Reproduce the material exactly, omitting nothing.

*Dataset items*.
○ ○ ○

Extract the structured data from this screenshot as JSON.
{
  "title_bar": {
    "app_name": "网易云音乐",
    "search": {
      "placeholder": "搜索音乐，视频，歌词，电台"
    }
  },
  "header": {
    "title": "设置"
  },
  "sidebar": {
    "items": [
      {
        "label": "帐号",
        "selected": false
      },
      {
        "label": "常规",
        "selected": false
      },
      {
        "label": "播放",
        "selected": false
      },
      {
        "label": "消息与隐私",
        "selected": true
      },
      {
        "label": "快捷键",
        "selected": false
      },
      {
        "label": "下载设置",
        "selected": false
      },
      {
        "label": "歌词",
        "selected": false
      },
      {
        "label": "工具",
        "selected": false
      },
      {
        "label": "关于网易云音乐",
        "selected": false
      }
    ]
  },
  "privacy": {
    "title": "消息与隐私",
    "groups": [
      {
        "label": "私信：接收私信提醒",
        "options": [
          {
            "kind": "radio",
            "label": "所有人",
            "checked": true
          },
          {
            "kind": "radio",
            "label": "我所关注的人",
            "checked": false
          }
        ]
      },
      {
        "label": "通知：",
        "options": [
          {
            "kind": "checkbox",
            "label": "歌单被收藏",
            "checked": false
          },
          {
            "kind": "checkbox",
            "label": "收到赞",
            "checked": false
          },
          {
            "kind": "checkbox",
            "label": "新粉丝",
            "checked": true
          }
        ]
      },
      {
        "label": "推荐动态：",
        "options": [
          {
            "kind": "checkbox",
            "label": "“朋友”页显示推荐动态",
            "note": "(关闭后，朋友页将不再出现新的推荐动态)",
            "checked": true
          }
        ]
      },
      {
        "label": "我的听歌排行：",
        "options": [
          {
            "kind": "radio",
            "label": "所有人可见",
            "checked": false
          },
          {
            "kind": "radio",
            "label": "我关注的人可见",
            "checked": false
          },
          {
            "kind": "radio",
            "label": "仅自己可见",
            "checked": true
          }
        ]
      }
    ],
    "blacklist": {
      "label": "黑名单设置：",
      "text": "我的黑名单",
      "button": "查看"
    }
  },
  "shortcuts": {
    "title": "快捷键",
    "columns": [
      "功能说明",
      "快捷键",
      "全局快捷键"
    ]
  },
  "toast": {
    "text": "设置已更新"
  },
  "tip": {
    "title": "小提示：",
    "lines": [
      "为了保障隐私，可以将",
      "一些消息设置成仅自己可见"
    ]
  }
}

○ ○ ○

*TASK ANSWER*.
Extract the structured data from this screenshot as JSON.
{
  "title_bar": {
    "app_name": "网易云音乐",
    "search": {
      "placeholder": "搜索音乐，视频，歌词，电台"
    }
  },
  "header": {
    "title": "设置"
  },
  "sidebar": {
    "items": [
      {
        "label": "帐号",
        "selected": false
      },
      {
        "label": "常规",
        "selected": false
      },
      {
        "label": "播放",
        "selected": false
      },
      {
        "label": "消息与隐私",
        "selected": true
      },
      {
        "label": "快捷键",
        "selected": false
      },
      {
        "label": "下载设置",
        "selected": false
      },
      {
        "label": "歌词",
        "selected": false
      },
      {
        "label": "工具",
        "selected": false
      },
      {
        "label": "关于网易云音乐",
        "selected": false
      }
    ]
  },
  "privacy": {
    "title": "消息与隐私",
    "groups": [
      {
        "label": "私信：接收私信提醒",
        "options": [
          {
            "kind": "radio",
            "label": "所有人",
            "checked": true
          },
          {
            "kind": "radio",
            "label": "我所关注的人",
            "checked": false
          }
        ]
      },
      {
        "label": "通知：",
        "options": [
          {
            "kind": "checkbox",
            "label": "歌单被收藏",
            "checked": false
          },
          {
            "kind": "checkbox",
            "label": "收到赞",
            "checked": false
          },
          {
            "kind": "checkbox",
            "label": "新粉丝",
            "checked": true
          }
        ]
      },
      {
        "label": "推荐动态：",
        "options": [
          {
            "kind": "checkbox",
            "label": "“朋友”页显示推荐动态",
            "note": "(关闭后，朋友页将不再出现新的推荐动态)",
            "checked": true
          }
        ]
      },
      {
        "label": "我的听歌排行：",
        "options": [
          {
            "kind": "radio",
            "label": "所有人可见",
            "checked": false
          },
          {
            "kind": "radio",
            "label": "我关注的人可见",
            "checked": false
          },
          {
            "kind": "radio",
            "label": "仅自己可见",
            "checked": true
          }
        ]
      }
    ],
    "blacklist": {
      "label": "黑名单设置：",
      "text": "我的黑名单",
      "button": "查看"
    }
  },
  "shortcuts": {
    "title": "快捷键",
    "columns": [
      "功能说明",
      "快捷键",
      "全局快捷键"
    ]
  },
  "toast": {
    "text": "设置已更新"
  },
  "tip": {
    "title": "小提示：",
    "lines": [
      "为了保障隐私，可以将",
      "一些消息设置成仅自己可见"
    ]
  }
}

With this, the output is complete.